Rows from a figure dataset

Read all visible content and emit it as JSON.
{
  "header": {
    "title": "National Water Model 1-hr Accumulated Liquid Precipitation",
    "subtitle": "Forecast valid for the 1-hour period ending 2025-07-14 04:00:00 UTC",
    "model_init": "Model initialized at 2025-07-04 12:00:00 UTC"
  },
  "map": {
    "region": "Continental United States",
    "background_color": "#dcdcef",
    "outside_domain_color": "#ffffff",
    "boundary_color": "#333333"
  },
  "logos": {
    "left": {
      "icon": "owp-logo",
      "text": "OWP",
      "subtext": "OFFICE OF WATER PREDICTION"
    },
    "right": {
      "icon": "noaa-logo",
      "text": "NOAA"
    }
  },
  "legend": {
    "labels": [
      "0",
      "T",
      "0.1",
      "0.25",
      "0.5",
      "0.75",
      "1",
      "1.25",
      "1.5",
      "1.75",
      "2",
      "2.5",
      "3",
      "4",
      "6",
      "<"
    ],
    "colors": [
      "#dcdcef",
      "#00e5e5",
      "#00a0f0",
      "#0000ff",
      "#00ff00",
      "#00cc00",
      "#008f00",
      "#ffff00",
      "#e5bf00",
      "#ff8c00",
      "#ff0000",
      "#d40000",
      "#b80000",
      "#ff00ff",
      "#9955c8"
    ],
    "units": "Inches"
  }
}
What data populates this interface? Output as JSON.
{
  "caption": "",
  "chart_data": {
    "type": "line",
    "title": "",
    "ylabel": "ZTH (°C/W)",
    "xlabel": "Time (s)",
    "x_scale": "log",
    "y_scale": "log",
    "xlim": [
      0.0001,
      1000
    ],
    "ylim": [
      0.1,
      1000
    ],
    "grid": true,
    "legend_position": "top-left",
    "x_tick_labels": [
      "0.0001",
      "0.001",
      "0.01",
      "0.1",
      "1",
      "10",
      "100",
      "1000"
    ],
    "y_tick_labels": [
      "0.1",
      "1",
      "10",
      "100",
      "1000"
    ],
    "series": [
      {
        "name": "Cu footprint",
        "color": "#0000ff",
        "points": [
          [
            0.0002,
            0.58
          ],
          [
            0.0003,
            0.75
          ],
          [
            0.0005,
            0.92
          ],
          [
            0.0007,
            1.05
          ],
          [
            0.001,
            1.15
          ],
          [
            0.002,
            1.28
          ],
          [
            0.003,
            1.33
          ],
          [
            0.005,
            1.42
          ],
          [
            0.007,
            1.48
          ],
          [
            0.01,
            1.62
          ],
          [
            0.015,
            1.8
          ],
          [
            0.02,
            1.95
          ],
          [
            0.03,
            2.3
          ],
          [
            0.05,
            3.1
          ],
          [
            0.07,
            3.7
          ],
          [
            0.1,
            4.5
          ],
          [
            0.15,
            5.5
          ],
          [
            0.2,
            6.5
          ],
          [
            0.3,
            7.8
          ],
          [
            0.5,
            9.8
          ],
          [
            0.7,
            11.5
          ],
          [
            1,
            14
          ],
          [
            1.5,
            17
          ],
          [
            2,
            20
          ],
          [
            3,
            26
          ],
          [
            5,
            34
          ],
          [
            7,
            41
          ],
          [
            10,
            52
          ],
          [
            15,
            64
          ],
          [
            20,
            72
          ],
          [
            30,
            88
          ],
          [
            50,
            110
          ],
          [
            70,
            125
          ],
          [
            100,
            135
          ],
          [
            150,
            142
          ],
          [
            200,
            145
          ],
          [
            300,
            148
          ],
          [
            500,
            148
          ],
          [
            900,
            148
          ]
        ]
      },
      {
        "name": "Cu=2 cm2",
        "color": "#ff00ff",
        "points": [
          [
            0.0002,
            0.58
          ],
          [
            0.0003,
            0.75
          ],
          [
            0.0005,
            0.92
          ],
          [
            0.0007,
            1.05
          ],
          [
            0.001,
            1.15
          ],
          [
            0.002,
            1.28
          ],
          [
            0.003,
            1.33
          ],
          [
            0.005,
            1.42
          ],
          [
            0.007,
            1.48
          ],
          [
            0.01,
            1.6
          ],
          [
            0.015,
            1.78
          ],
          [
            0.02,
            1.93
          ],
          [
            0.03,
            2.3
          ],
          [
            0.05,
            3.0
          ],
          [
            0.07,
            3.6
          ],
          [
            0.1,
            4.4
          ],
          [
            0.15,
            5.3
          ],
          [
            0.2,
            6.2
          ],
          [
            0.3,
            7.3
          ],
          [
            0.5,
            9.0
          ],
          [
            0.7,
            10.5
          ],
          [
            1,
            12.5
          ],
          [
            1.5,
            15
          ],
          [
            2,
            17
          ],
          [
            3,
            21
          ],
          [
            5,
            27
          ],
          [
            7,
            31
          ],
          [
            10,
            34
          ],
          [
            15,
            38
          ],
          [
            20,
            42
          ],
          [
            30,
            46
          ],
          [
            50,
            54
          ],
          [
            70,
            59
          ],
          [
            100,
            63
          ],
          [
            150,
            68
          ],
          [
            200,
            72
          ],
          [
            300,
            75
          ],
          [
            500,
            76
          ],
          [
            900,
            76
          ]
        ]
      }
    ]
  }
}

STATED EXERCISE: Each record must be returned exactly as it is written.

CORRECT OUTPUT:
Read all visible content and emit it as JSON.
{
  "header": {
    "title": "National Water Model 1-hr Accumulated Liquid Precipitation",
    "subtitle": "Forecast valid for the 1-hour period ending 2025-07-14 04:00:00 UTC",
    "model_init": "Model initialized at 2025-07-04 12:00:00 UTC"
  },
  "map": {
    "region": "Continental United States",
    "background_color": "#dcdcef",
    "outside_domain_color": "#ffffff",
    "boundary_color": "#333333"
  },
  "logos": {
    "left": {
      "icon": "owp-logo",
      "text": "OWP",
      "subtext": "OFFICE OF WATER PREDICTION"
    },
    "right": {
      "icon": "noaa-logo",
      "text": "NOAA"
    }
  },
  "legend": {
    "labels": [
      "0",
      "T",
      "0.1",
      "0.25",
      "0.5",
      "0.75",
      "1",
      "1.25",
      "1.5",
      "1.75",
      "2",
      "2.5",
      "3",
      "4",
      "6",
      "<"
    ],
    "colors": [
      "#dcdcef",
      "#00e5e5",
      "#00a0f0",
      "#0000ff",
      "#00ff00",
      "#00cc00",
      "#008f00",
      "#ffff00",
      "#e5bf00",
      "#ff8c00",
      "#ff0000",
      "#d40000",
      "#b80000",
      "#ff00ff",
      "#9955c8"
    ],
    "units": "Inches"
  }
}
What data populates this interface? Output as JSON.
{
  "caption": "",
  "chart_data": {
    "type": "line",
    "title": "",
    "ylabel": "ZTH (°C/W)",
    "xlabel": "Time (s)",
    "x_scale": "log",
    "y_scale": "log",
    "xlim": [
      0.0001,
      1000
    ],
    "ylim": [
      0.1,
      1000
    ],
    "grid": true,
    "legend_position": "top-left",
    "x_tick_labels": [
      "0.0001",
      "0.001",
      "0.01",
      "0.1",
      "1",
      "10",
      "100",
      "1000"
    ],
    "y_tick_labels": [
      "0.1",
      "1",
      "10",
      "100",
      "1000"
    ],
    "series": [
      {
        "name": "Cu footprint",
        "color": "#0000ff",
        "points": [
          [
            0.0002,
            0.58
          ],
          [
            0.0003,
            0.75
          ],
          [
            0.0005,
            0.92
          ],
          [
            0.0007,
            1.05
          ],
          [
            0.001,
            1.15
          ],
          [
            0.002,
            1.28
          ],
          [
            0.003,
            1.33
          ],
          [
            0.005,
            1.42
          ],
          [
            0.007,
            1.48
          ],
          [
            0.01,
            1.62
          ],
          [
            0.015,
            1.8
          ],
          [
            0.02,
            1.95
          ],
          [
            0.03,
            2.3
          ],
          [
            0.05,
            3.1
          ],
          [
            0.07,
            3.7
          ],
          [
            0.1,
            4.5
          ],
          [
            0.15,
            5.5
          ],
          [
            0.2,
            6.5
          ],
          [
            0.3,
            7.8
          ],
          [
            0.5,
            9.8
          ],
          [
            0.7,
            11.5
          ],
          [
            1,
            14
          ],
          [
            1.5,
            17
          ],
          [
            2,
            20
          ],
          [
            3,
            26
          ],
          [
            5,
            34
          ],
          [
            7,
            41
          ],
          [
            10,
            52
          ],
          [
            15,
            64
          ],
          [
            20,
            72
          ],
          [
            30,
            88
          ],
          [
            50,
            110
          ],
          [
            70,
            125
          ],
          [
            100,
            135
          ],
          [
            150,
            142
          ],
          [
            200,
            145
          ],
          [
            300,
            148
          ],
          [
            500,
            148
          ],
          [
            900,
            148
          ]
        ]
      },
      {
        "name": "Cu=2 cm2",
        "color": "#ff00ff",
        "points": [
          [
            0.0002,
            0.58
          ],
          [
            0.0003,
            0.75
          ],
          [
            0.0005,
            0.92
          ],
          [
            0.0007,
            1.05
          ],
          [
            0.001,
            1.15
          ],
          [
            0.002,
            1.28
          ],
          [
            0.003,
            1.33
          ],
          [
            0.005,
            1.42
          ],
          [
            0.007,
            1.48
          ],
          [
            0.01,
            1.6
          ],
          [
            0.015,
            1.78
          ],
          [
            0.02,
            1.93
          ],
          [
            0.03,
            2.3
          ],
          [
            0.05,
            3.0
          ],
          [
            0.07,
            3.6
          ],
          [
            0.1,
            4.4
          ],
          [
            0.15,
            5.3
          ],
          [
            0.2,
            6.2
          ],
          [
            0.3,
            7.3
          ],
          [
            0.5,
            9.0
          ],
          [
            0.7,
            10.5
          ],
          [
            1,
            12.5
          ],
          [
            1.5,
            15
          ],
          [
            2,
            17
          ],
          [
            3,
            21
          ],
          [
            5,
            27
          ],
          [
            7,
            31
          ],
          [
            10,
            34
          ],
          [
            15,
            38
          ],
          [
            20,
            42
          ],
          [
            30,
            46
          ],
          [
            50,
            54
          ],
          [
            70,
            59
          ],
          [
            100,
            63
          ],
          [
            150,
            68
          ],
          [
            200,
            72
          ],
          [
            300,
            75
          ],
          [
            500,
            76
          ],
          [
            900,
            76
          ]
        ]
      }
    ]
  }
}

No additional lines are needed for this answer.